EXERCISE DIRECTIONS:
Return the listing word for word, as given.

________________________________________

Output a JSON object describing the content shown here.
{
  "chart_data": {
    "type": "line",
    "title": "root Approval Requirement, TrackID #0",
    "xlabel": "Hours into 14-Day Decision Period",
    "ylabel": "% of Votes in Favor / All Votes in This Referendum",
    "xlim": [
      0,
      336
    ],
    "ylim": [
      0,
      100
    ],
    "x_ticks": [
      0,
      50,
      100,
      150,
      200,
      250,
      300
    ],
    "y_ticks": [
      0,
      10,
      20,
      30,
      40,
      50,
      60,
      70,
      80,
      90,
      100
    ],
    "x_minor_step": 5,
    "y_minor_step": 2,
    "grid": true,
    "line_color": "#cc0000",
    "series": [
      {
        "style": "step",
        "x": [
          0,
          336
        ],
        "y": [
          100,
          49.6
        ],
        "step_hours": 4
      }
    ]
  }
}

________________________________________

CORRECT RESPONSE:
Output a JSON object describing the content shown here.
{
  "chart_data": {
    "type": "line",
    "title": "root Approval Requirement, TrackID #0",
    "xlabel": "Hours into 14-Day Decision Period",
    "ylabel": "% of Votes in Favor / All Votes in This Referendum",
    "xlim": [
      0,
      336
    ],
    "ylim": [
      0,
      100
    ],
    "x_ticks": [
      0,
      50,
      100,
      150,
      200,
      250,
      300
    ],
    "y_ticks": [
      0,
      10,
      20,
      30,
      40,
      50,
      60,
      70,
      80,
      90,
      100
    ],
    "x_minor_step": 5,
    "y_minor_step": 2,
    "grid": true,
    "line_color": "#cc0000",
    "series": [
      {
        "style": "step",
        "x": [
          0,
          336
        ],
        "y": [
          100,
          49.6
        ],
        "step_hours": 4
      }
    ]
  }
}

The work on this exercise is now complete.